**Stated exercise**
Omit the pictures and return every entry exactly as written.

**Data for processing**

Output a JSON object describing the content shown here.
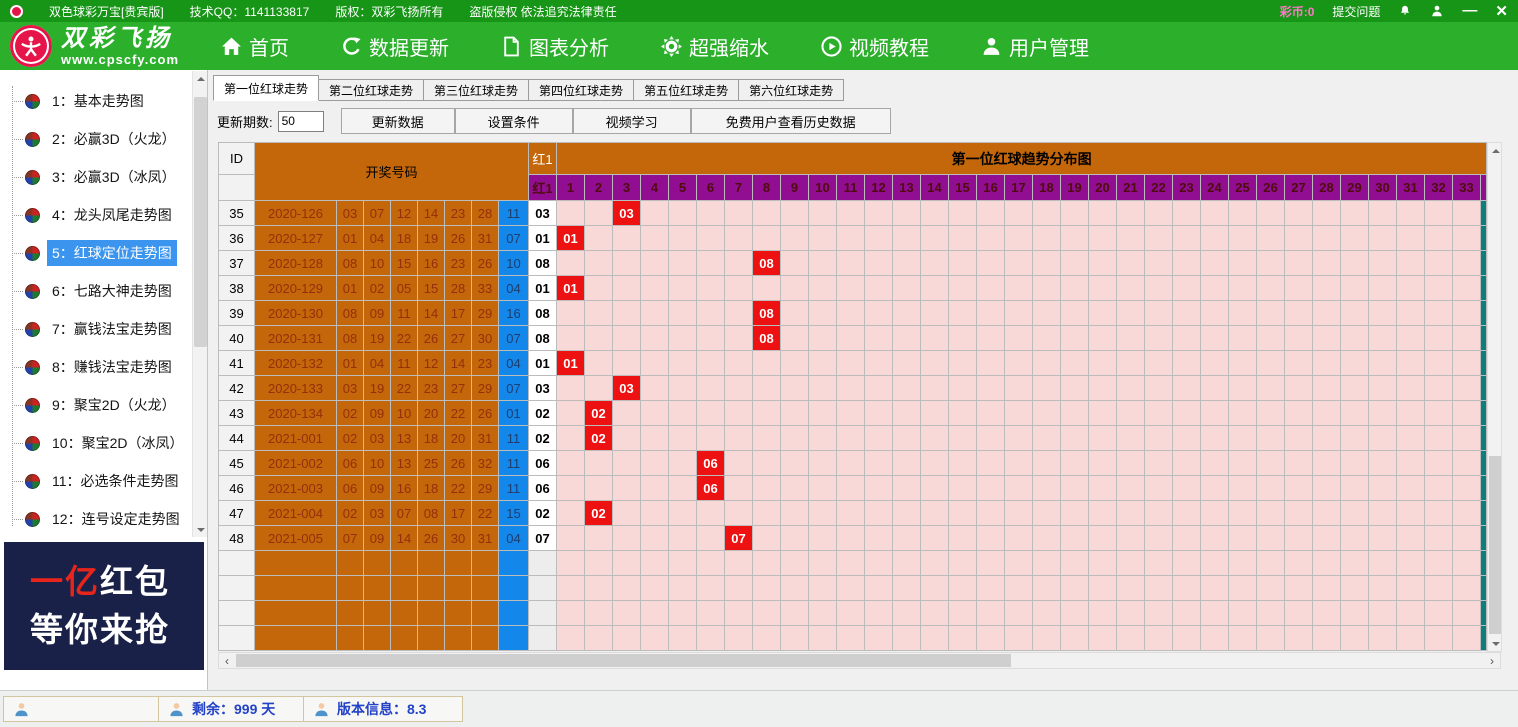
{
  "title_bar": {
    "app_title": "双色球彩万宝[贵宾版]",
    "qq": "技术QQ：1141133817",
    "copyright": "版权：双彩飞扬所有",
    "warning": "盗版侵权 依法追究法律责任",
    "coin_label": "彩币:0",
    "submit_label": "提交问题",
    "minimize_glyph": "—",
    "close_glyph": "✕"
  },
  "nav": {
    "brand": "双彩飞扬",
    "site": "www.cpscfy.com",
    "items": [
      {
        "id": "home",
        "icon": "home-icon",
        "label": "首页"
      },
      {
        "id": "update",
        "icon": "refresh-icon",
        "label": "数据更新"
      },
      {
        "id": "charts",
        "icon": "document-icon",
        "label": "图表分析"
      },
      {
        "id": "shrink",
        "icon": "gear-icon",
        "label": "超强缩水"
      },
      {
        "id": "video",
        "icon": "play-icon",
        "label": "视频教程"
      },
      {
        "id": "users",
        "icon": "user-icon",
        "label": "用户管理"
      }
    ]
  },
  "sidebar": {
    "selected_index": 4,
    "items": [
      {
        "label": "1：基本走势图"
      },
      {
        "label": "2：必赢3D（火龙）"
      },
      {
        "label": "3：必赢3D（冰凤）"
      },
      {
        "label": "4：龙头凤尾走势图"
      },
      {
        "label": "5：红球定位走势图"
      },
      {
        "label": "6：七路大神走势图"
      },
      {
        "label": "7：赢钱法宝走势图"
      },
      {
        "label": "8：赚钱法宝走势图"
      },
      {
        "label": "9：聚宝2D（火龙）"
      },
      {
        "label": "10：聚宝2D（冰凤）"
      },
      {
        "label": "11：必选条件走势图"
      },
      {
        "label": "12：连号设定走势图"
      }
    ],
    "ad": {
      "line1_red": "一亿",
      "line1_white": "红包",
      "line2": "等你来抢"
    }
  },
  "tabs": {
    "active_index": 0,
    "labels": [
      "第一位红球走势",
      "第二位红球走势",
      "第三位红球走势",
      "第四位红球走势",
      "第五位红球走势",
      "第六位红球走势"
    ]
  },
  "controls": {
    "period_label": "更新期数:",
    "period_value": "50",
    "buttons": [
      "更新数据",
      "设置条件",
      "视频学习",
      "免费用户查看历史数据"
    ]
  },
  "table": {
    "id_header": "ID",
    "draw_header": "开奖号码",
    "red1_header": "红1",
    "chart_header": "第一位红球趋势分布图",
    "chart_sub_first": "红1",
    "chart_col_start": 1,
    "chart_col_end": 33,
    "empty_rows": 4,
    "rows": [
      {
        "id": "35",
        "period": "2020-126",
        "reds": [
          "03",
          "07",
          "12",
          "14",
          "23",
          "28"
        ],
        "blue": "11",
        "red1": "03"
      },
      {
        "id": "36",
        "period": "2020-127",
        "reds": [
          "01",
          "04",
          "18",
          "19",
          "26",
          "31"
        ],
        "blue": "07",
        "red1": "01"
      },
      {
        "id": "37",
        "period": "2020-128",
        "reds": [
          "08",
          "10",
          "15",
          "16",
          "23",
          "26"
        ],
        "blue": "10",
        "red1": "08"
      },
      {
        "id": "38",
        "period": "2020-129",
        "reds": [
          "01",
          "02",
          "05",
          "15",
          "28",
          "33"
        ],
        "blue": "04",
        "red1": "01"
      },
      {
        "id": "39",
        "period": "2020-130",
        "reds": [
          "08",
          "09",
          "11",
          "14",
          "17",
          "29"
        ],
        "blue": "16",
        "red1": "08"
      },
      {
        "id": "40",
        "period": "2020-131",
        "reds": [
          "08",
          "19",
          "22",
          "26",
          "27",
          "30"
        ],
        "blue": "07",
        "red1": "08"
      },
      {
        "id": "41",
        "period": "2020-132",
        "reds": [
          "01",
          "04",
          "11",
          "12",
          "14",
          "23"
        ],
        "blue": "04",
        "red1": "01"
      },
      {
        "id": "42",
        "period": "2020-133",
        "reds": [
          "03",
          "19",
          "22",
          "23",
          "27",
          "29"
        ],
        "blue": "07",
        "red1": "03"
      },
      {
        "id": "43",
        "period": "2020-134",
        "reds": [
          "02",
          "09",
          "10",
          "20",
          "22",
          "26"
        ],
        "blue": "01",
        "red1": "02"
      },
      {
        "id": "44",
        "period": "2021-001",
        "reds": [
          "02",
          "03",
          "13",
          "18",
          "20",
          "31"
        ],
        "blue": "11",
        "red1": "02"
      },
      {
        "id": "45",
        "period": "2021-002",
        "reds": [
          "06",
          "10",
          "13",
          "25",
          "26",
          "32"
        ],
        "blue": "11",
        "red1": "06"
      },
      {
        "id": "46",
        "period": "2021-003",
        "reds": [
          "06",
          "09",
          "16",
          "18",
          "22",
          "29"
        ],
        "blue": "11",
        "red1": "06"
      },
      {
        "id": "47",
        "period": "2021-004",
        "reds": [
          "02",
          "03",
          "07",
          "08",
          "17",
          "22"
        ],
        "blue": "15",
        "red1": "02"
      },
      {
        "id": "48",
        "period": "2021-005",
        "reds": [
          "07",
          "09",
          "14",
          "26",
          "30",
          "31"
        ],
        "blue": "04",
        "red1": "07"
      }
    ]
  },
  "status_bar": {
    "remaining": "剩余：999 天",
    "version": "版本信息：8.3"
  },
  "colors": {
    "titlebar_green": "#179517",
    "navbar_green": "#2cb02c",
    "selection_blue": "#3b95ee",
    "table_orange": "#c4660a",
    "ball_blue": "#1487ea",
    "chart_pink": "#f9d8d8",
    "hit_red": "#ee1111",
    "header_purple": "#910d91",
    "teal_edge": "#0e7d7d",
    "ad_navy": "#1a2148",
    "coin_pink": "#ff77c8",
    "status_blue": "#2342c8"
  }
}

**Exercise output**
Output a JSON object describing the content shown here.
{
  "title_bar": {
    "app_title": "双色球彩万宝[贵宾版]",
    "qq": "技术QQ：1141133817",
    "copyright": "版权：双彩飞扬所有",
    "warning": "盗版侵权 依法追究法律责任",
    "coin_label": "彩币:0",
    "submit_label": "提交问题",
    "minimize_glyph": "—",
    "close_glyph": "✕"
  },
  "nav": {
    "brand": "双彩飞扬",
    "site": "www.cpscfy.com",
    "items": [
      {
        "id": "home",
        "icon": "home-icon",
        "label": "首页"
      },
      {
        "id": "update",
        "icon": "refresh-icon",
        "label": "数据更新"
      },
      {
        "id": "charts",
        "icon": "document-icon",
        "label": "图表分析"
      },
      {
        "id": "shrink",
        "icon": "gear-icon",
        "label": "超强缩水"
      },
      {
        "id": "video",
        "icon": "play-icon",
        "label": "视频教程"
      },
      {
        "id": "users",
        "icon": "user-icon",
        "label": "用户管理"
      }
    ]
  },
  "sidebar": {
    "selected_index": 4,
    "items": [
      {
        "label": "1：基本走势图"
      },
      {
        "label": "2：必赢3D（火龙）"
      },
      {
        "label": "3：必赢3D（冰凤）"
      },
      {
        "label": "4：龙头凤尾走势图"
      },
      {
        "label": "5：红球定位走势图"
      },
      {
        "label": "6：七路大神走势图"
      },
      {
        "label": "7：赢钱法宝走势图"
      },
      {
        "label": "8：赚钱法宝走势图"
      },
      {
        "label": "9：聚宝2D（火龙）"
      },
      {
        "label": "10：聚宝2D（冰凤）"
      },
      {
        "label": "11：必选条件走势图"
      },
      {
        "label": "12：连号设定走势图"
      }
    ],
    "ad": {
      "line1_red": "一亿",
      "line1_white": "红包",
      "line2": "等你来抢"
    }
  },
  "tabs": {
    "active_index": 0,
    "labels": [
      "第一位红球走势",
      "第二位红球走势",
      "第三位红球走势",
      "第四位红球走势",
      "第五位红球走势",
      "第六位红球走势"
    ]
  },
  "controls": {
    "period_label": "更新期数:",
    "period_value": "50",
    "buttons": [
      "更新数据",
      "设置条件",
      "视频学习",
      "免费用户查看历史数据"
    ]
  },
  "table": {
    "id_header": "ID",
    "draw_header": "开奖号码",
    "red1_header": "红1",
    "chart_header": "第一位红球趋势分布图",
    "chart_sub_first": "红1",
    "chart_col_start": 1,
    "chart_col_end": 33,
    "empty_rows": 4,
    "rows": [
      {
        "id": "35",
        "period": "2020-126",
        "reds": [
          "03",
          "07",
          "12",
          "14",
          "23",
          "28"
        ],
        "blue": "11",
        "red1": "03"
      },
      {
        "id": "36",
        "period": "2020-127",
        "reds": [
          "01",
          "04",
          "18",
          "19",
          "26",
          "31"
        ],
        "blue": "07",
        "red1": "01"
      },
      {
        "id": "37",
        "period": "2020-128",
        "reds": [
          "08",
          "10",
          "15",
          "16",
          "23",
          "26"
        ],
        "blue": "10",
        "red1": "08"
      },
      {
        "id": "38",
        "period": "2020-129",
        "reds": [
          "01",
          "02",
          "05",
          "15",
          "28",
          "33"
        ],
        "blue": "04",
        "red1": "01"
      },
      {
        "id": "39",
        "period": "2020-130",
        "reds": [
          "08",
          "09",
          "11",
          "14",
          "17",
          "29"
        ],
        "blue": "16",
        "red1": "08"
      },
      {
        "id": "40",
        "period": "2020-131",
        "reds": [
          "08",
          "19",
          "22",
          "26",
          "27",
          "30"
        ],
        "blue": "07",
        "red1": "08"
      },
      {
        "id": "41",
        "period": "2020-132",
        "reds": [
          "01",
          "04",
          "11",
          "12",
          "14",
          "23"
        ],
        "blue": "04",
        "red1": "01"
      },
      {
        "id": "42",
        "period": "2020-133",
        "reds": [
          "03",
          "19",
          "22",
          "23",
          "27",
          "29"
        ],
        "blue": "07",
        "red1": "03"
      },
      {
        "id": "43",
        "period": "2020-134",
        "reds": [
          "02",
          "09",
          "10",
          "20",
          "22",
          "26"
        ],
        "blue": "01",
        "red1": "02"
      },
      {
        "id": "44",
        "period": "2021-001",
        "reds": [
          "02",
          "03",
          "13",
          "18",
          "20",
          "31"
        ],
        "blue": "11",
        "red1": "02"
      },
      {
        "id": "45",
        "period": "2021-002",
        "reds": [
          "06",
          "10",
          "13",
          "25",
          "26",
          "32"
        ],
        "blue": "11",
        "red1": "06"
      },
      {
        "id": "46",
        "period": "2021-003",
        "reds": [
          "06",
          "09",
          "16",
          "18",
          "22",
          "29"
        ],
        "blue": "11",
        "red1": "06"
      },
      {
        "id": "47",
        "period": "2021-004",
        "reds": [
          "02",
          "03",
          "07",
          "08",
          "17",
          "22"
        ],
        "blue": "15",
        "red1": "02"
      },
      {
        "id": "48",
        "period": "2021-005",
        "reds": [
          "07",
          "09",
          "14",
          "26",
          "30",
          "31"
        ],
        "blue": "04",
        "red1": "07"
      }
    ]
  },
  "status_bar": {
    "remaining": "剩余：999 天",
    "version": "版本信息：8.3"
  },
  "colors": {
    "titlebar_green": "#179517",
    "navbar_green": "#2cb02c",
    "selection_blue": "#3b95ee",
    "table_orange": "#c4660a",
    "ball_blue": "#1487ea",
    "chart_pink": "#f9d8d8",
    "hit_red": "#ee1111",
    "header_purple": "#910d91",
    "teal_edge": "#0e7d7d",
    "ad_navy": "#1a2148",
    "coin_pink": "#ff77c8",
    "status_blue": "#2342c8"
  }
}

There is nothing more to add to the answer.